Turn each of the rows below into a numbered list of its lines, skipping any blank lines and leaving out the pictures.

■ ■ ■ ■ ■

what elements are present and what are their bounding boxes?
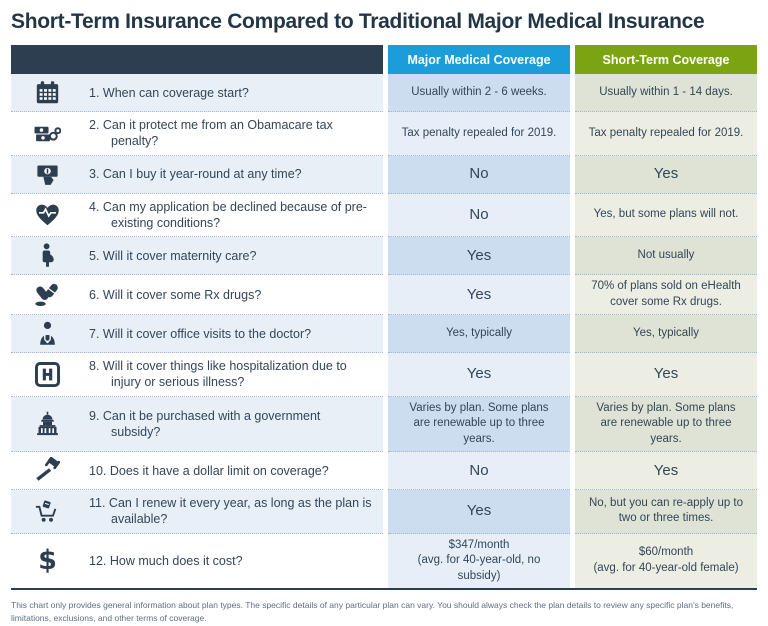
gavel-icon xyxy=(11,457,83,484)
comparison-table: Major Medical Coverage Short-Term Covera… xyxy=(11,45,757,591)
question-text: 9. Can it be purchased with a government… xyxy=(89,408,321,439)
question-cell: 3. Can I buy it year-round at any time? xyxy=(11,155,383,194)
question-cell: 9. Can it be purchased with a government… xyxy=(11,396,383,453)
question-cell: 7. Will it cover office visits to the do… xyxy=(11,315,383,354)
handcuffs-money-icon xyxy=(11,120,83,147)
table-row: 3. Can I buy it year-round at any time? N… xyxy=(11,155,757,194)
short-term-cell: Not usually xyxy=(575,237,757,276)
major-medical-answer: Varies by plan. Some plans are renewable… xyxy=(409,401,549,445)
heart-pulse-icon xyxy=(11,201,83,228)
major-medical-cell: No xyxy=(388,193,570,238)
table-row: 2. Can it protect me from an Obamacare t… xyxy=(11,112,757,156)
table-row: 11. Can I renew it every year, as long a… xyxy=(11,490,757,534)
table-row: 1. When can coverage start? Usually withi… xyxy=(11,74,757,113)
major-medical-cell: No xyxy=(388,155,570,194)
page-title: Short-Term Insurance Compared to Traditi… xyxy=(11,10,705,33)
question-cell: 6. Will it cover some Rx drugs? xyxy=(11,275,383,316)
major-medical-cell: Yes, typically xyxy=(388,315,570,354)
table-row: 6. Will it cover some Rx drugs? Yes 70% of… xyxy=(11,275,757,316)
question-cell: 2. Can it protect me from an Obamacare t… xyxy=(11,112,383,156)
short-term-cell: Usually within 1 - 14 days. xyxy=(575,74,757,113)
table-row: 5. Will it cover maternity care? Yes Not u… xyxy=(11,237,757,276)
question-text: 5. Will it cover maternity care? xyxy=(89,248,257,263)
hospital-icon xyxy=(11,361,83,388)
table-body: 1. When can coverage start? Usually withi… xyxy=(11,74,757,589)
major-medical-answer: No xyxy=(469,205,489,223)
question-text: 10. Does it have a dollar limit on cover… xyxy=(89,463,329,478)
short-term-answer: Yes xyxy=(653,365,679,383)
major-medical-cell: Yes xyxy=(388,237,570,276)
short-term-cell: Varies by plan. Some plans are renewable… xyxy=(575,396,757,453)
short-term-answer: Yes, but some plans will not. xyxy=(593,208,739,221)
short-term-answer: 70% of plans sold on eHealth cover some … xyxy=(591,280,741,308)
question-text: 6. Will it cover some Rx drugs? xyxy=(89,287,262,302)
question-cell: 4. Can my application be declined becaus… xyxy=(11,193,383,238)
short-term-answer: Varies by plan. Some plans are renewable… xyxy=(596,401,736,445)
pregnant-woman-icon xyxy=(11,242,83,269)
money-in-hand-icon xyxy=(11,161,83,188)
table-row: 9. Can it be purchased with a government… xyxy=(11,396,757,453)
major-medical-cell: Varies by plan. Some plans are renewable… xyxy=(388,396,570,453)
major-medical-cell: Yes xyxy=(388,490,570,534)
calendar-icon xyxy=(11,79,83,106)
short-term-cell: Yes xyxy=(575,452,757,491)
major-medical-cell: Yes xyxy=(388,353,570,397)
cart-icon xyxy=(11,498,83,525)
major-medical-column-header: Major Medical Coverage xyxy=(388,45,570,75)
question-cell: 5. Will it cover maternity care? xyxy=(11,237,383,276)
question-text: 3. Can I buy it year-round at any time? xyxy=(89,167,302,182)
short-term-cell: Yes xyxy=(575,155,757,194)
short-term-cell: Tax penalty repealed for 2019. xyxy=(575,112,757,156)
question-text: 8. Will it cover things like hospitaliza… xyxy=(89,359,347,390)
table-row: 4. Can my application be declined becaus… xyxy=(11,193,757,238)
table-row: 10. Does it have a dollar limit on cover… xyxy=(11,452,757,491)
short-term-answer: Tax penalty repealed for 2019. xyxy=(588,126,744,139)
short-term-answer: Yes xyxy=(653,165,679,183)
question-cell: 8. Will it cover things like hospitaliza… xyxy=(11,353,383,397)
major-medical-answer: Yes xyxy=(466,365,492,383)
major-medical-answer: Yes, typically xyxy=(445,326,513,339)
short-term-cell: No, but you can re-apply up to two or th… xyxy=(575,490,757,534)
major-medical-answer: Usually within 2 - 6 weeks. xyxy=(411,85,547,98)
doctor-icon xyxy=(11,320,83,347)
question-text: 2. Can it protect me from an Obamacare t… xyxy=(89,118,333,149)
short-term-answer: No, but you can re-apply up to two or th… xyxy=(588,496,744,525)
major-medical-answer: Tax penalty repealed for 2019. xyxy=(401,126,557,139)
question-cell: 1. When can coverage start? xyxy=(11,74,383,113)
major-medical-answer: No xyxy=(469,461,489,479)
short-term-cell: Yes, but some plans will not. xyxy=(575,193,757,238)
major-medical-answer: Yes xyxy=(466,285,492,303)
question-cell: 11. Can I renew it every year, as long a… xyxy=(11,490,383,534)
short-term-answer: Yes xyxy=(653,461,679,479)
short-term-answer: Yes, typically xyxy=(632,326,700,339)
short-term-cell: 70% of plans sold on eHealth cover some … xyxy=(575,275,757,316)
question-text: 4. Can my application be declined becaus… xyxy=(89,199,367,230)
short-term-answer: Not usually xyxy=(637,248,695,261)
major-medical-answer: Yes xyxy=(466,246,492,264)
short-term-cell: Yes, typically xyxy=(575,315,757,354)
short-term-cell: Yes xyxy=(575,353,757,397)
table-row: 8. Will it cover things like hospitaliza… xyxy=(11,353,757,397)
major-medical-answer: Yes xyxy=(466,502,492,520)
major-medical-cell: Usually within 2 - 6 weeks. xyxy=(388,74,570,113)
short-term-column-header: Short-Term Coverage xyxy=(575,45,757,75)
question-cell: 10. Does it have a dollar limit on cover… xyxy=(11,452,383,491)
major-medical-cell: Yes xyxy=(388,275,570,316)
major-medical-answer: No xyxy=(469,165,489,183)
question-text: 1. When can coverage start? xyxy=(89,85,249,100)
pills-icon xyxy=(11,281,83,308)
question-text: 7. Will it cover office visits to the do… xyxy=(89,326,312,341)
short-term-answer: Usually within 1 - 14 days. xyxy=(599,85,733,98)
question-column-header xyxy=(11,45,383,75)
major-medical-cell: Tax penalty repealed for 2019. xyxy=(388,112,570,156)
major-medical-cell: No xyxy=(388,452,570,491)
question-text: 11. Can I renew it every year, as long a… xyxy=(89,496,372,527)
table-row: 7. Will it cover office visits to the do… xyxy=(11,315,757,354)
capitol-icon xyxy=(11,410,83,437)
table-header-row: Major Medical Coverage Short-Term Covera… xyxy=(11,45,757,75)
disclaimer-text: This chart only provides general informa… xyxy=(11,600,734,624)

■ ■ ■ ■ ■

[Result]
1. what elements are present and what are their bounding boxes?
2. gavel-icon xyxy=(11,457,83,484)
3. comparison-table: Major Medical Coverage Short-Term Covera… xyxy=(11,45,757,591)
4. question-text: 9. Can it be purchased with a government… xyxy=(89,408,321,439)
5. question-cell: 3. Can I buy it year-round at any time? xyxy=(11,155,383,194)
6. question-cell: 9. Can it be purchased with a government… xyxy=(11,396,383,453)
7. question-cell: 7. Will it cover office visits to the do… xyxy=(11,315,383,354)
8. handcuffs-money-icon xyxy=(11,120,83,147)
9. table-row: 3. Can I buy it year-round at any time? N… xyxy=(11,155,757,194)
10. short-term-cell: Not usually xyxy=(575,237,757,276)
11. major-medical-answer: Varies by plan. Some plans are renewable… xyxy=(409,401,549,445)
12. heart-pulse-icon xyxy=(11,201,83,228)
13. major-medical-cell: No xyxy=(388,193,570,238)
14. table-row: 2. Can it protect me from an Obamacare t… xyxy=(11,112,757,156)
15. table-row: 11. Can I renew it every year, as long a… xyxy=(11,490,757,534)
16. table-row: 1. When can coverage start? Usually withi… xyxy=(11,74,757,113)
17. major-medical-cell: No xyxy=(388,155,570,194)
18. page-title: Short-Term Insurance Compared to Traditi… xyxy=(11,10,705,33)
19. question-cell: 6. Will it cover some Rx drugs? xyxy=(11,275,383,316)
20. major-medical-cell: Yes, typically xyxy=(388,315,570,354)
21. table-row: 6. Will it cover some Rx drugs? Yes 70% of… xyxy=(11,275,757,316)
22. question-cell: 2. Can it protect me from an Obamacare t… xyxy=(11,112,383,156)
23. short-term-cell: Usually within 1 - 14 days. xyxy=(575,74,757,113)
24. table-row: 5. Will it cover maternity care? Yes Not u… xyxy=(11,237,757,276)
25. question-text: 5. Will it cover maternity care? xyxy=(89,248,257,263)
26. hospital-icon xyxy=(11,361,83,388)
27. table-body: 1. When can coverage start? Usually withi… xyxy=(11,74,757,589)
28. major-medical-answer: No xyxy=(469,205,489,223)
29. question-text: 10. Does it have a dollar limit on cover… xyxy=(89,463,329,478)
30. short-term-answer: Yes xyxy=(653,365,679,383)
31. major-medical-cell: Yes xyxy=(388,237,570,276)
32. short-term-cell: Varies by plan. Some plans are renewable… xyxy=(575,396,757,453)
33. short-term-answer: Yes, but some plans will not. xyxy=(593,208,739,221)
34. short-term-answer: 70% of plans sold on eHealth cover some … xyxy=(591,280,741,308)
35. question-text: 6. Will it cover some Rx drugs? xyxy=(89,287,262,302)
36. question-cell: 4. Can my application be declined becaus… xyxy=(11,193,383,238)
37. short-term-answer: Varies by plan. Some plans are renewable… xyxy=(596,401,736,445)
38. pregnant-woman-icon xyxy=(11,242,83,269)
39. money-in-hand-icon xyxy=(11,161,83,188)
40. table-row: 9. Can it be purchased with a government… xyxy=(11,396,757,453)
41. major-medical-cell: Varies by plan. Some plans are renewable… xyxy=(388,396,570,453)
42. major-medical-cell: Yes xyxy=(388,490,570,534)
43. calendar-icon xyxy=(11,79,83,106)
44. short-term-cell: Yes xyxy=(575,452,757,491)
45. major-medical-cell: Yes xyxy=(388,353,570,397)
46. cart-icon xyxy=(11,498,83,525)
47. major-medical-column-header: Major Medical Coverage xyxy=(388,45,570,75)
48. question-cell: 5. Will it cover maternity care? xyxy=(11,237,383,276)
49. question-text: 3. Can I buy it year-round at any time? xyxy=(89,167,302,182)
50. short-term-cell: Yes xyxy=(575,155,757,194)
51. short-term-cell: Tax penalty repealed for 2019. xyxy=(575,112,757,156)
52. question-text: 8. Will it cover things like hospitaliza… xyxy=(89,359,347,390)
53. table-row: 4. Can my application be declined becaus… xyxy=(11,193,757,238)
54. table-row: 10. Does it have a dollar limit on cover… xyxy=(11,452,757,491)
55. short-term-answer: Tax penalty repealed for 2019. xyxy=(588,126,744,139)
56. short-term-answer: Yes xyxy=(653,165,679,183)
57. question-cell: 8. Will it cover things like hospitaliza… xyxy=(11,353,383,397)
58. major-medical-answer: Yes xyxy=(466,365,492,383)
59. major-medical-answer: Yes, typically xyxy=(445,326,513,339)
60. short-term-cell: No, but you can re-apply up to two or th… xyxy=(575,490,757,534)
61. major-medical-answer: Usually within 2 - 6 weeks. xyxy=(411,85,547,98)
62. doctor-icon xyxy=(11,320,83,347)
63. question-text: 2. Can it protect me from an Obamacare t… xyxy=(89,118,333,149)
64. short-term-answer: No, but you can re-apply up to two or th… xyxy=(588,496,744,525)
65. major-medical-answer: Tax penalty repealed for 2019. xyxy=(401,126,557,139)
66. question-cell: 1. When can coverage start? xyxy=(11,74,383,113)
67. major-medical-answer: No xyxy=(469,461,489,479)
68. short-term-cell: Yes, but some plans will not. xyxy=(575,193,757,238)
69. major-medical-answer: Yes xyxy=(466,285,492,303)
70. question-cell: 11. Can I renew it every year, as long a… xyxy=(11,490,383,534)
71. short-term-answer: Yes xyxy=(653,461,679,479)
72. short-term-answer: Yes, typically xyxy=(632,326,700,339)
73. short-term-cell: 70% of plans sold on eHealth cover some … xyxy=(575,275,757,316)
74. question-text: 4. Can my application be declined becaus… xyxy=(89,199,367,230)
75. short-term-answer: Not usually xyxy=(637,248,695,261)
76. major-medical-answer: Yes xyxy=(466,246,492,264)
77. short-term-cell: Yes, typically xyxy=(575,315,757,354)
78. short-term-cell: Yes xyxy=(575,353,757,397)
79. table-row: 8. Will it cover things like hospitaliza… xyxy=(11,353,757,397)
80. major-medical-answer: Yes xyxy=(466,502,492,520)
81. major-medical-cell: Usually within 2 - 6 weeks. xyxy=(388,74,570,113)
82. short-term-column-header: Short-Term Coverage xyxy=(575,45,757,75)
83. question-cell: 10. Does it have a dollar limit on cover… xyxy=(11,452,383,491)
84. major-medical-cell: Yes xyxy=(388,275,570,316)
85. major-medical-answer: No xyxy=(469,165,489,183)
86. question-text: 1. When can coverage start? xyxy=(89,85,249,100)
87. pills-icon xyxy=(11,281,83,308)
88. question-text: 7. Will it cover office visits to the do… xyxy=(89,326,312,341)
89. short-term-answer: Usually within 1 - 14 days. xyxy=(599,85,733,98)
90. question-column-header xyxy=(11,45,383,75)
91. major-medical-cell: Tax penalty repealed for 2019. xyxy=(388,112,570,156)
92. major-medical-cell: No xyxy=(388,452,570,491)
93. question-text: 11. Can I renew it every year, as long a… xyxy=(89,496,372,527)
94. table-row: 7. Will it cover office visits to the do… xyxy=(11,315,757,354)
95. capitol-icon xyxy=(11,410,83,437)
96. table-header-row: Major Medical Coverage Short-Term Covera… xyxy=(11,45,757,75)
97. disclaimer-text: This chart only provides general informa… xyxy=(11,600,734,624)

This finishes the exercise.